[Instructions for the task]: Take every line where the string "fans" appears and copy it.

### Source material

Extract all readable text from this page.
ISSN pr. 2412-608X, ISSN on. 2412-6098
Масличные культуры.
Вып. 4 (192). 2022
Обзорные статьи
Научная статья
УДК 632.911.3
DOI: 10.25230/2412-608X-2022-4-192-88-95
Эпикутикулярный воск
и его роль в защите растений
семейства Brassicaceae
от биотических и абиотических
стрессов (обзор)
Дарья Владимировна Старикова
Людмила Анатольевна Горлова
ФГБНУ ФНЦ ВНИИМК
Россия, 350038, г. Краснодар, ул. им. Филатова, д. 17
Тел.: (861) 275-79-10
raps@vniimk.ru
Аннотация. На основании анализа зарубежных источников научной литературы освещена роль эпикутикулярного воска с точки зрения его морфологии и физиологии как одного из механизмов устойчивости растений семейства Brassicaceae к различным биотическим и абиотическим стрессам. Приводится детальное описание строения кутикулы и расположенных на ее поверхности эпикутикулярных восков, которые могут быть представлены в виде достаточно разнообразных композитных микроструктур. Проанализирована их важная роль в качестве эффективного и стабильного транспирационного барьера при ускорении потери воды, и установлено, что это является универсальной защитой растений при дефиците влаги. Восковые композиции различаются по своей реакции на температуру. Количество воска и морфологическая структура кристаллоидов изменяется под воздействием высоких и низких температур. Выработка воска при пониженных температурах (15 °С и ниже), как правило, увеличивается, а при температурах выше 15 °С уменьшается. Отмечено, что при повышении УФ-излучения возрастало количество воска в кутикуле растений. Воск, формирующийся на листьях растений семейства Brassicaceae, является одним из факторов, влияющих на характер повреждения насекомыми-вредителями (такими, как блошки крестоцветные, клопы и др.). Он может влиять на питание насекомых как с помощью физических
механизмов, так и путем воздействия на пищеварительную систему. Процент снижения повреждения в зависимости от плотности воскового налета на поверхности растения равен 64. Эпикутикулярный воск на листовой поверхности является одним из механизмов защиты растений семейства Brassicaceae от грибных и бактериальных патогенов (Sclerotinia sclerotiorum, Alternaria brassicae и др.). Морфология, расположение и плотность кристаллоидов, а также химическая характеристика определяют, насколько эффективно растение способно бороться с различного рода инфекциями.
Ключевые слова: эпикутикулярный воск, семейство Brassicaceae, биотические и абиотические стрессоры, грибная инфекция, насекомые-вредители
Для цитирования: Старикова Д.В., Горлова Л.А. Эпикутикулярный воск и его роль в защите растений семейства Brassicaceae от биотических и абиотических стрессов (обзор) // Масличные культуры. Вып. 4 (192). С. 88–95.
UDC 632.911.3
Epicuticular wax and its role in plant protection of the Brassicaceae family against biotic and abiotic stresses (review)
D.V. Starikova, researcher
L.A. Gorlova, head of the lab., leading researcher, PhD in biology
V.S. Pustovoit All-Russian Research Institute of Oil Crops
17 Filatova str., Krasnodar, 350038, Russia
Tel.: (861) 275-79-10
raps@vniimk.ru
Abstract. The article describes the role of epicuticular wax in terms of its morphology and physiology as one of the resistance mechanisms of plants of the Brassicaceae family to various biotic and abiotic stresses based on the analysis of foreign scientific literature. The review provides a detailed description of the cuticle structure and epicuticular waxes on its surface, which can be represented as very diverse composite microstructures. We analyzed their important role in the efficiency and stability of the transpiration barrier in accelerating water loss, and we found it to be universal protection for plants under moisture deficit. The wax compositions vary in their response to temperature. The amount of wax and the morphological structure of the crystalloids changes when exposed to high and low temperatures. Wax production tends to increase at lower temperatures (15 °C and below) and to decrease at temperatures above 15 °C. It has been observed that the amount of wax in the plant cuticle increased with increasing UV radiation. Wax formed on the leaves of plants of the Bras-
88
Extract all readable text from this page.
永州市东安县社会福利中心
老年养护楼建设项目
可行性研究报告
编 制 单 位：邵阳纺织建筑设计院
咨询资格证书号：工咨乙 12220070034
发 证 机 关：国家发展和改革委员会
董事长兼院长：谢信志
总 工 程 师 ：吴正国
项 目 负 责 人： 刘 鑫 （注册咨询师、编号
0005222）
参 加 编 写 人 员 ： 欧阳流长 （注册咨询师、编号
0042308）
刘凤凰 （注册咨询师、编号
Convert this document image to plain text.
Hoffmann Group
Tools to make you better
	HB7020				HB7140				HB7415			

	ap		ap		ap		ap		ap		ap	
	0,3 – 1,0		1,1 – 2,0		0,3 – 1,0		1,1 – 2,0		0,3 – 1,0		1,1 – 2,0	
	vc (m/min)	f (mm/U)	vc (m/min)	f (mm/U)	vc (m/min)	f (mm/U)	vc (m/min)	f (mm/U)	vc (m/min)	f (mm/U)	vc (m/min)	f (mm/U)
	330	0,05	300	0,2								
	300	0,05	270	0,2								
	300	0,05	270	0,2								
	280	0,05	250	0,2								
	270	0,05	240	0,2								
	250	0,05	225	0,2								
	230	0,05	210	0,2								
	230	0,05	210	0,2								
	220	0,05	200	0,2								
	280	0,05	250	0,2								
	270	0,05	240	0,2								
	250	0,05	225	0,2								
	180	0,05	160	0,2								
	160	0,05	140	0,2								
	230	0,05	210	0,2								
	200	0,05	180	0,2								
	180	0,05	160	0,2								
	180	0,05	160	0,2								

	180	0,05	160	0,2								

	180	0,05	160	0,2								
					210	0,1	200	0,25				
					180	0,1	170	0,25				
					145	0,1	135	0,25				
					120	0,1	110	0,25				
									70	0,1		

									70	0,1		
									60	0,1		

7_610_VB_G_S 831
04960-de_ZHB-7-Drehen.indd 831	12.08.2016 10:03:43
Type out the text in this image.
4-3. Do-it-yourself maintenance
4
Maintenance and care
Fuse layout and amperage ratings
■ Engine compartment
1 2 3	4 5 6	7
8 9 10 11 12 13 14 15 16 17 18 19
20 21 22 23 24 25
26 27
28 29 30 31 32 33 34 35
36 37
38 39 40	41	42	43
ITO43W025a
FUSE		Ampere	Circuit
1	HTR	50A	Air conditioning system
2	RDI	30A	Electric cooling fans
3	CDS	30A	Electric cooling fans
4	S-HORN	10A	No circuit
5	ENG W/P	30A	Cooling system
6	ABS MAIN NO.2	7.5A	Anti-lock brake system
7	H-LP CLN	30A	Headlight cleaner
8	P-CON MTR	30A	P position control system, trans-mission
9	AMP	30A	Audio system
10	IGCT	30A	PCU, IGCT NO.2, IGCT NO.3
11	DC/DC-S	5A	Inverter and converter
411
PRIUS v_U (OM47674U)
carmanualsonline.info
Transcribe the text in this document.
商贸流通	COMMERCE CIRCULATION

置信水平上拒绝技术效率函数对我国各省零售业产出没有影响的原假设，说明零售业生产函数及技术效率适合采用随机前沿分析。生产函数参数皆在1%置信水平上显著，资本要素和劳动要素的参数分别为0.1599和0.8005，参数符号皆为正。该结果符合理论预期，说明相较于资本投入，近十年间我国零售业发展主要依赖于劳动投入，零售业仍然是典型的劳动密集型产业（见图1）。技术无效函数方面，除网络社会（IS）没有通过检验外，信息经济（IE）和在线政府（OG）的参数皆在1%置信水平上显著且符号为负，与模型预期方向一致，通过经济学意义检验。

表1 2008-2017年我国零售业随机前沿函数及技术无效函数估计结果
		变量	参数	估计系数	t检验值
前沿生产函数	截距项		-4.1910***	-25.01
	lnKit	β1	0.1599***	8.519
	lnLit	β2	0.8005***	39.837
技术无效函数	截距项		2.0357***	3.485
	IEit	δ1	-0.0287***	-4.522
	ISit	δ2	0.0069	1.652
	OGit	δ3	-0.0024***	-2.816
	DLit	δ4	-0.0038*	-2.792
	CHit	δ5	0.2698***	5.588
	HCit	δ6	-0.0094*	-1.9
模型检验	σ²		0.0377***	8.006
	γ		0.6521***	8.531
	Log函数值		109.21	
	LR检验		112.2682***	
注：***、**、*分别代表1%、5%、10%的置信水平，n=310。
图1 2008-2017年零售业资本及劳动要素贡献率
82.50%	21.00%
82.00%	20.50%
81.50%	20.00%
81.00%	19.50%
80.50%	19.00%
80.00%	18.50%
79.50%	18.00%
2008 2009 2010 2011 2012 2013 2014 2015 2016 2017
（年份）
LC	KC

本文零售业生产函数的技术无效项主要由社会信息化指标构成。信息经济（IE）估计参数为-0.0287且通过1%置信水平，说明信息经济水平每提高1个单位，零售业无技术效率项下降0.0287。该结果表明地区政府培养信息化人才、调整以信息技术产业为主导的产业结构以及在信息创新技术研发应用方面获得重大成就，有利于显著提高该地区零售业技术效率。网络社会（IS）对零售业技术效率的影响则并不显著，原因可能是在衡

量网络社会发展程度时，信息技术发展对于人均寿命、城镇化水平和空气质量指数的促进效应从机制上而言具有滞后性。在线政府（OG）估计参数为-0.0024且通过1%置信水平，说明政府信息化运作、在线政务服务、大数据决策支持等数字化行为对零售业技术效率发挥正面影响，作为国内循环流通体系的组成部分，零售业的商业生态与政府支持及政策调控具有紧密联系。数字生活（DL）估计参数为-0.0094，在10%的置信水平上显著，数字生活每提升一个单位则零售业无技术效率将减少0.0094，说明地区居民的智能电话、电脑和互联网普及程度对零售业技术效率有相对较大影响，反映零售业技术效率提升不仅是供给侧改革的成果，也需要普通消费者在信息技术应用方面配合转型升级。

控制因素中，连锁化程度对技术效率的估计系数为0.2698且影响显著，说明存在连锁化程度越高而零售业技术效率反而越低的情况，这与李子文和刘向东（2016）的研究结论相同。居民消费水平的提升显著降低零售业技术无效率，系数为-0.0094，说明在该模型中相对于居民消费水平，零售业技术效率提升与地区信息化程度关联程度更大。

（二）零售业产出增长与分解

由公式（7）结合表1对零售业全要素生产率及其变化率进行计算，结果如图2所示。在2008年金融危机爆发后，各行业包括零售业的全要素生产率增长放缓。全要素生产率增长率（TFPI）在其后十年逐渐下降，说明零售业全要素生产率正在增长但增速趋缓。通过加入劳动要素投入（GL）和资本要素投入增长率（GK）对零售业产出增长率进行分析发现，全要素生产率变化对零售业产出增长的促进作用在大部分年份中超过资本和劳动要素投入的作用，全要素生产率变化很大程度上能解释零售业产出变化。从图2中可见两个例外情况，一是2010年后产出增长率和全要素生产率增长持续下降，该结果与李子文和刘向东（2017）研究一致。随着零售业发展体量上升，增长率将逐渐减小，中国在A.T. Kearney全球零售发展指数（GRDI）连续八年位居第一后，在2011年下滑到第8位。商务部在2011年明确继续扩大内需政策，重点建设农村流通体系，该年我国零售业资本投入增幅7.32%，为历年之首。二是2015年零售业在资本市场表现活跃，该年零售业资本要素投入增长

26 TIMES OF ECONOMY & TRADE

######

[Response]:
2	RDI	30A	Electric cooling fans
3	CDS	30A	Electric cooling fans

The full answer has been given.